Data entries:
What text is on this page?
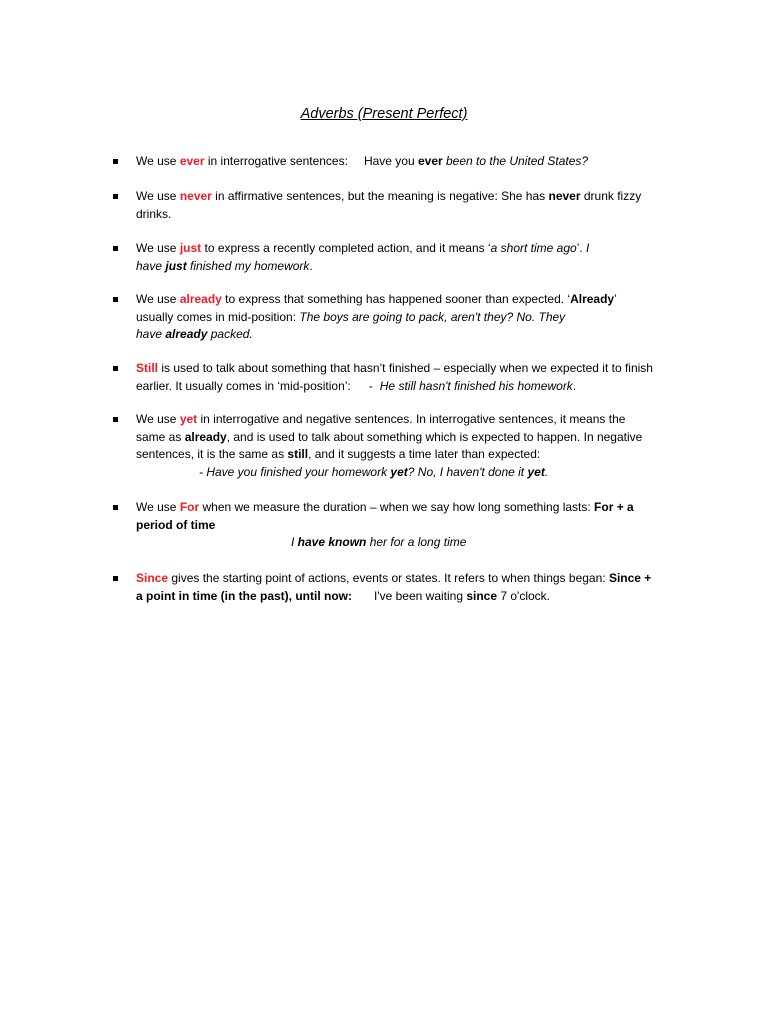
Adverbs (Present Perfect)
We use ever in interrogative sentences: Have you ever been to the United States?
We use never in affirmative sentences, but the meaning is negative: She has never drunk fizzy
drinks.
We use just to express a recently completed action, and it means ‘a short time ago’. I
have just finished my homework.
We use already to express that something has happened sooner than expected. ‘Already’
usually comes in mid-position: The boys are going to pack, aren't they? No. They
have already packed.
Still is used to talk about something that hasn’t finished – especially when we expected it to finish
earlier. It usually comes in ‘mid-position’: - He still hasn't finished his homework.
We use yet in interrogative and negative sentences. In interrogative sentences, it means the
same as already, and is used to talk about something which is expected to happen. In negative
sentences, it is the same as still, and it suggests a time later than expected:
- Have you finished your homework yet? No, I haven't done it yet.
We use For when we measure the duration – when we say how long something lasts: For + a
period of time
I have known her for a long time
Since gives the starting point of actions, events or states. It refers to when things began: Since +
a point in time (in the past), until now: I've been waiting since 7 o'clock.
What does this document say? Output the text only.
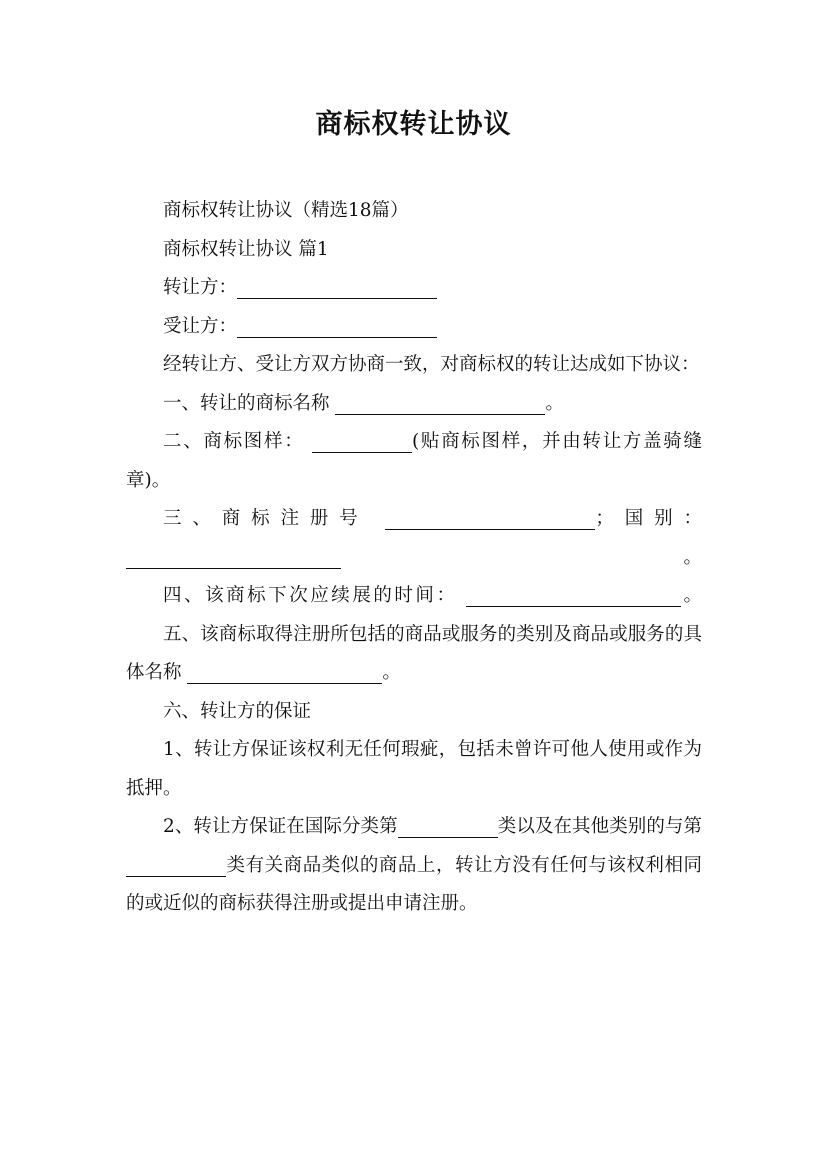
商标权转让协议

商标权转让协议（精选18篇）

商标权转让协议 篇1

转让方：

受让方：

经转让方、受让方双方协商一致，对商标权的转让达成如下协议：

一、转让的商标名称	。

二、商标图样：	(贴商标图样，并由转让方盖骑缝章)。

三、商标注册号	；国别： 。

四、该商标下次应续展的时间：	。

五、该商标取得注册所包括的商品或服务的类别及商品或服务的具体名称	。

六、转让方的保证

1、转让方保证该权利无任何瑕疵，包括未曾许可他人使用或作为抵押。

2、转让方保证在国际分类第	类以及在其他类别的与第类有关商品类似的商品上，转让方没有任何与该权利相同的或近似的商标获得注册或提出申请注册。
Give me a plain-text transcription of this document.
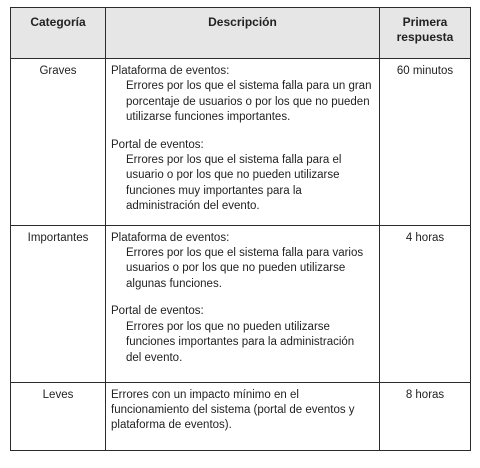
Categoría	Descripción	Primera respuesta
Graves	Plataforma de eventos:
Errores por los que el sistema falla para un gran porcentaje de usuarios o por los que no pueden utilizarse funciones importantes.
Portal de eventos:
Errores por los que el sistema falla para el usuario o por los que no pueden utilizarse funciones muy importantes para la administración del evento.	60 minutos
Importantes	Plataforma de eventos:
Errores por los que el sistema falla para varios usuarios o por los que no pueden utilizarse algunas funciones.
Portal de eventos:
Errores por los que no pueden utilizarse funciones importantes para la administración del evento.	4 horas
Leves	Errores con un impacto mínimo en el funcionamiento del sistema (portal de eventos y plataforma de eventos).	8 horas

◆ **Exercise objective**: Looking at the records above, say how many lines hold the string "usuarios". Write nothing but the number.

◆ **Solved exercise**: 2